**What the exercise asks**
Each line of the material must be returned exactly.

**Record list**
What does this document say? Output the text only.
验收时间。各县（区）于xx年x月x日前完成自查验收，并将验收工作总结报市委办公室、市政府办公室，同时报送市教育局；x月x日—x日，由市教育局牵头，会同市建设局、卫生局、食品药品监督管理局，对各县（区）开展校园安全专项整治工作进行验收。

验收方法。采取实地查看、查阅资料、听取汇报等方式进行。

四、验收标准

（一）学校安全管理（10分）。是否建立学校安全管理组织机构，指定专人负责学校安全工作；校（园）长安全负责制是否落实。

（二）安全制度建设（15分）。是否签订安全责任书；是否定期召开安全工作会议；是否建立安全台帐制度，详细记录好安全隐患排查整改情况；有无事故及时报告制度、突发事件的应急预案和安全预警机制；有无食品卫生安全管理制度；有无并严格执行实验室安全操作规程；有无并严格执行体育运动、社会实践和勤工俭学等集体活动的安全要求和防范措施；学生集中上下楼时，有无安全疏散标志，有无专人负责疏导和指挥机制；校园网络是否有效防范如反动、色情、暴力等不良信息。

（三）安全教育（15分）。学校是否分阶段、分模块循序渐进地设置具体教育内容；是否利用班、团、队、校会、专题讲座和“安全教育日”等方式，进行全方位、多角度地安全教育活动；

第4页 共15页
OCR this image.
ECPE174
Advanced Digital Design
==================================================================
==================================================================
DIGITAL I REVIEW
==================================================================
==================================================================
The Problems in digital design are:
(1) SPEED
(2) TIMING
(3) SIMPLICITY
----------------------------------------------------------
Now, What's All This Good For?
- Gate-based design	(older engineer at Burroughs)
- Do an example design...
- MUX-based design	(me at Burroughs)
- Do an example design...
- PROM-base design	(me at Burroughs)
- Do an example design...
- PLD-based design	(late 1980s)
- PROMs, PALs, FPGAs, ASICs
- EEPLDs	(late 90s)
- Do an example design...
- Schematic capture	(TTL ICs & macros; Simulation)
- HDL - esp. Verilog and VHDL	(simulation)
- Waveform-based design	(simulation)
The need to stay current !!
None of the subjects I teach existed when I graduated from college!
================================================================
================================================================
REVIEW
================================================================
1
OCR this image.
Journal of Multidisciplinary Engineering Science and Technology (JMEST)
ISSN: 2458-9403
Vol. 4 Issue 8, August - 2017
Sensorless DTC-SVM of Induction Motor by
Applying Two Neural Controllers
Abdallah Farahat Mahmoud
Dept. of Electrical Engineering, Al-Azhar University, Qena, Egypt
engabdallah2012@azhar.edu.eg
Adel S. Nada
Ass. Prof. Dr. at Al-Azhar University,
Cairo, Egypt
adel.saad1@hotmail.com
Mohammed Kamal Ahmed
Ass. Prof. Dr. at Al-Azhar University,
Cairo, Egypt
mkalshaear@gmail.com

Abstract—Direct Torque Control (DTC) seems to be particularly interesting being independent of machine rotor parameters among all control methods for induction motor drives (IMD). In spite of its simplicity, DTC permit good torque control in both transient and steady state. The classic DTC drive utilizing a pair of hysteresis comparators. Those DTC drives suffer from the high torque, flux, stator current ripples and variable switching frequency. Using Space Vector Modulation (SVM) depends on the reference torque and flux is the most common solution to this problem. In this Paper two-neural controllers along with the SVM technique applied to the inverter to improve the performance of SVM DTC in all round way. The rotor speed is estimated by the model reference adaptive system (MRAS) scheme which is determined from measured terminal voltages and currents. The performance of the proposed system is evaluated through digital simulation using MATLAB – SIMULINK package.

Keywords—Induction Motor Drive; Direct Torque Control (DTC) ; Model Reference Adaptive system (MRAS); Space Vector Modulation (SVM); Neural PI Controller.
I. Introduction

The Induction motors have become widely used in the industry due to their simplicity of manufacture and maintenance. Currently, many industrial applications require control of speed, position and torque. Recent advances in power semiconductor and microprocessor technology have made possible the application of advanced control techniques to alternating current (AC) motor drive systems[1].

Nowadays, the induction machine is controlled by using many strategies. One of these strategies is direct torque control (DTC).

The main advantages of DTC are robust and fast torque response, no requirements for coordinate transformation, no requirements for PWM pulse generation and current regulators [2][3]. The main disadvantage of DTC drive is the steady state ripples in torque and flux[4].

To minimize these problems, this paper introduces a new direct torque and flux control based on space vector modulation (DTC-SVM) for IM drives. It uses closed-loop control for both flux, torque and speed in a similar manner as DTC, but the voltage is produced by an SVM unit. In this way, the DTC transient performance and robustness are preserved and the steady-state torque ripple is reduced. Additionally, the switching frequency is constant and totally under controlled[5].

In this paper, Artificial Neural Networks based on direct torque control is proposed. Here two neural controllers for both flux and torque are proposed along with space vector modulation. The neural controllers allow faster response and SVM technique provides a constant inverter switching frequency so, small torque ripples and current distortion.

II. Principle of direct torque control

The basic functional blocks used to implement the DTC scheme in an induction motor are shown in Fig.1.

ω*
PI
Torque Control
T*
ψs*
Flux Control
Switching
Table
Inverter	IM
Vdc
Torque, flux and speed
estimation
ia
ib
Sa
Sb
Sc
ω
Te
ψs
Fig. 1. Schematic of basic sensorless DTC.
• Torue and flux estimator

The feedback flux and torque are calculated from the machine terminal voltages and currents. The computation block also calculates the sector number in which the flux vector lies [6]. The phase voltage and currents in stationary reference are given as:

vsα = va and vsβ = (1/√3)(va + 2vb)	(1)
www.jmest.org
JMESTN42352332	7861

**Solved problem**
What does this document say? Output the text only.
验收时间。各县（区）于xx年x月x日前完成自查验收，并将验收工作总结报市委办公室、市政府办公室，同时报送市教育局；x月x日—x日，由市教育局牵头，会同市建设局、卫生局、食品药品监督管理局，对各县（区）开展校园安全专项整治工作进行验收。

验收方法。采取实地查看、查阅资料、听取汇报等方式进行。

四、验收标准

（一）学校安全管理（10分）。是否建立学校安全管理组织机构，指定专人负责学校安全工作；校（园）长安全负责制是否落实。

（二）安全制度建设（15分）。是否签订安全责任书；是否定期召开安全工作会议；是否建立安全台帐制度，详细记录好安全隐患排查整改情况；有无事故及时报告制度、突发事件的应急预案和安全预警机制；有无食品卫生安全管理制度；有无并严格执行实验室安全操作规程；有无并严格执行体育运动、社会实践和勤工俭学等集体活动的安全要求和防范措施；学生集中上下楼时，有无安全疏散标志，有无专人负责疏导和指挥机制；校园网络是否有效防范如反动、色情、暴力等不良信息。

（三）安全教育（15分）。学校是否分阶段、分模块循序渐进地设置具体教育内容；是否利用班、团、队、校会、专题讲座和“安全教育日”等方式，进行全方位、多角度地安全教育活动；

第4页 共15页
OCR this image.
ECPE174
Advanced Digital Design
==================================================================
==================================================================
DIGITAL I REVIEW
==================================================================
==================================================================
The Problems in digital design are:
(1) SPEED
(2) TIMING
(3) SIMPLICITY
----------------------------------------------------------
Now, What's All This Good For?
- Gate-based design	(older engineer at Burroughs)
- Do an example design...
- MUX-based design	(me at Burroughs)
- Do an example design...
- PROM-base design	(me at Burroughs)
- Do an example design...
- PLD-based design	(late 1980s)
- PROMs, PALs, FPGAs, ASICs
- EEPLDs	(late 90s)
- Do an example design...
- Schematic capture	(TTL ICs & macros; Simulation)
- HDL - esp. Verilog and VHDL	(simulation)
- Waveform-based design	(simulation)
The need to stay current !!
None of the subjects I teach existed when I graduated from college!
================================================================
================================================================
REVIEW
================================================================
1
OCR this image.
Journal of Multidisciplinary Engineering Science and Technology (JMEST)
ISSN: 2458-9403
Vol. 4 Issue 8, August - 2017
Sensorless DTC-SVM of Induction Motor by
Applying Two Neural Controllers
Abdallah Farahat Mahmoud
Dept. of Electrical Engineering, Al-Azhar University, Qena, Egypt
engabdallah2012@azhar.edu.eg
Adel S. Nada
Ass. Prof. Dr. at Al-Azhar University,
Cairo, Egypt
adel.saad1@hotmail.com
Mohammed Kamal Ahmed
Ass. Prof. Dr. at Al-Azhar University,
Cairo, Egypt
mkalshaear@gmail.com

Abstract—Direct Torque Control (DTC) seems to be particularly interesting being independent of machine rotor parameters among all control methods for induction motor drives (IMD). In spite of its simplicity, DTC permit good torque control in both transient and steady state. The classic DTC drive utilizing a pair of hysteresis comparators. Those DTC drives suffer from the high torque, flux, stator current ripples and variable switching frequency. Using Space Vector Modulation (SVM) depends on the reference torque and flux is the most common solution to this problem. In this Paper two-neural controllers along with the SVM technique applied to the inverter to improve the performance of SVM DTC in all round way. The rotor speed is estimated by the model reference adaptive system (MRAS) scheme which is determined from measured terminal voltages and currents. The performance of the proposed system is evaluated through digital simulation using MATLAB – SIMULINK package.

Keywords—Induction Motor Drive; Direct Torque Control (DTC) ; Model Reference Adaptive system (MRAS); Space Vector Modulation (SVM); Neural PI Controller.
I. Introduction

The Induction motors have become widely used in the industry due to their simplicity of manufacture and maintenance. Currently, many industrial applications require control of speed, position and torque. Recent advances in power semiconductor and microprocessor technology have made possible the application of advanced control techniques to alternating current (AC) motor drive systems[1].

Nowadays, the induction machine is controlled by using many strategies. One of these strategies is direct torque control (DTC).

The main advantages of DTC are robust and fast torque response, no requirements for coordinate transformation, no requirements for PWM pulse generation and current regulators [2][3]. The main disadvantage of DTC drive is the steady state ripples in torque and flux[4].

To minimize these problems, this paper introduces a new direct torque and flux control based on space vector modulation (DTC-SVM) for IM drives. It uses closed-loop control for both flux, torque and speed in a similar manner as DTC, but the voltage is produced by an SVM unit. In this way, the DTC transient performance and robustness are preserved and the steady-state torque ripple is reduced. Additionally, the switching frequency is constant and totally under controlled[5].

In this paper, Artificial Neural Networks based on direct torque control is proposed. Here two neural controllers for both flux and torque are proposed along with space vector modulation. The neural controllers allow faster response and SVM technique provides a constant inverter switching frequency so, small torque ripples and current distortion.

II. Principle of direct torque control

The basic functional blocks used to implement the DTC scheme in an induction motor are shown in Fig.1.

ω*
PI
Torque Control
T*
ψs*
Flux Control
Switching
Table
Inverter	IM
Vdc
Torque, flux and speed
estimation
ia
ib
Sa
Sb
Sc
ω
Te
ψs
Fig. 1. Schematic of basic sensorless DTC.
• Torue and flux estimator

The feedback flux and torque are calculated from the machine terminal voltages and currents. The computation block also calculates the sector number in which the flux vector lies [6]. The phase voltage and currents in stationary reference are given as:

vsα = va and vsβ = (1/√3)(va + 2vb)	(1)
www.jmest.org
JMESTN42352332	7861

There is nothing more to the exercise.